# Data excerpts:
--------------------------------------------------

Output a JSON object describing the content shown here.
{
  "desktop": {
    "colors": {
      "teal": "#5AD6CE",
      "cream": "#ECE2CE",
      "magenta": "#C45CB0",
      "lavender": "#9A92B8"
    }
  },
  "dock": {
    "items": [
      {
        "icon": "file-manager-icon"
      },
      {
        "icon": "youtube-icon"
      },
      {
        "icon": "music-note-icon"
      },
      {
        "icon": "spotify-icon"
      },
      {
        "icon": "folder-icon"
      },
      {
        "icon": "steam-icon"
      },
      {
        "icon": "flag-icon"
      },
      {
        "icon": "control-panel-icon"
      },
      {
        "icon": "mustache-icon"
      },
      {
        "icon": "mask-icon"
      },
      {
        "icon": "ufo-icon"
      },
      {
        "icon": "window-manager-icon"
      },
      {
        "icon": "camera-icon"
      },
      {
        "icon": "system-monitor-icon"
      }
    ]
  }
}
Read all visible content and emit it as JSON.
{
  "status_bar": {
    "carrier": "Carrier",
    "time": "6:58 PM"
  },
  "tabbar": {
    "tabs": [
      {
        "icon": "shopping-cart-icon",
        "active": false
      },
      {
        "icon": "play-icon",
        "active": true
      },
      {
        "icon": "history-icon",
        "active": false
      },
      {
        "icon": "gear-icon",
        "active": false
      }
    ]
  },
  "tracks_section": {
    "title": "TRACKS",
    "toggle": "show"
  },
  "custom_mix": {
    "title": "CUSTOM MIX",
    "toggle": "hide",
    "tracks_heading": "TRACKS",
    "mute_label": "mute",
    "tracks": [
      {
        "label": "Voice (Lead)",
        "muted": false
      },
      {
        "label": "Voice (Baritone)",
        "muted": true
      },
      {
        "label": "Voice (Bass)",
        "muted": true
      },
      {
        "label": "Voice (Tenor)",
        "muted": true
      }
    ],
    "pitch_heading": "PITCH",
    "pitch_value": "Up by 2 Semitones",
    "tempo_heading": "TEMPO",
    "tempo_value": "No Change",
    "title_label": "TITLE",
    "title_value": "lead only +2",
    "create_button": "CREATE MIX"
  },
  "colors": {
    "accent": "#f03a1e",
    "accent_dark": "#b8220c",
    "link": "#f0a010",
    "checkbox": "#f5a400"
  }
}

--------------------------------------------------

# WHAT TO WORK ON:
Transcribe exactly the line containing "Read all visible content and emit it as JSON." and all remaining lines of the material, ending with the last one.

# EXERCISE RESPONSE:
Read all visible content and emit it as JSON.
{
  "status_bar": {
    "carrier": "Carrier",
    "time": "6:58 PM"
  },
  "tabbar": {
    "tabs": [
      {
        "icon": "shopping-cart-icon",
        "active": false
      },
      {
        "icon": "play-icon",
        "active": true
      },
      {
        "icon": "history-icon",
        "active": false
      },
      {
        "icon": "gear-icon",
        "active": false
      }
    ]
  },
  "tracks_section": {
    "title": "TRACKS",
    "toggle": "show"
  },
  "custom_mix": {
    "title": "CUSTOM MIX",
    "toggle": "hide",
    "tracks_heading": "TRACKS",
    "mute_label": "mute",
    "tracks": [
      {
        "label": "Voice (Lead)",
        "muted": false
      },
      {
        "label": "Voice (Baritone)",
        "muted": true
      },
      {
        "label": "Voice (Bass)",
        "muted": true
      },
      {
        "label": "Voice (Tenor)",
        "muted": true
      }
    ],
    "pitch_heading": "PITCH",
    "pitch_value": "Up by 2 Semitones",
    "tempo_heading": "TEMPO",
    "tempo_value": "No Change",
    "title_label": "TITLE",
    "title_value": "lead only +2",
    "create_button": "CREATE MIX"
  },
  "colors": {
    "accent": "#f03a1e",
    "accent_dark": "#b8220c",
    "link": "#f0a010",
    "checkbox": "#f5a400"
  }
}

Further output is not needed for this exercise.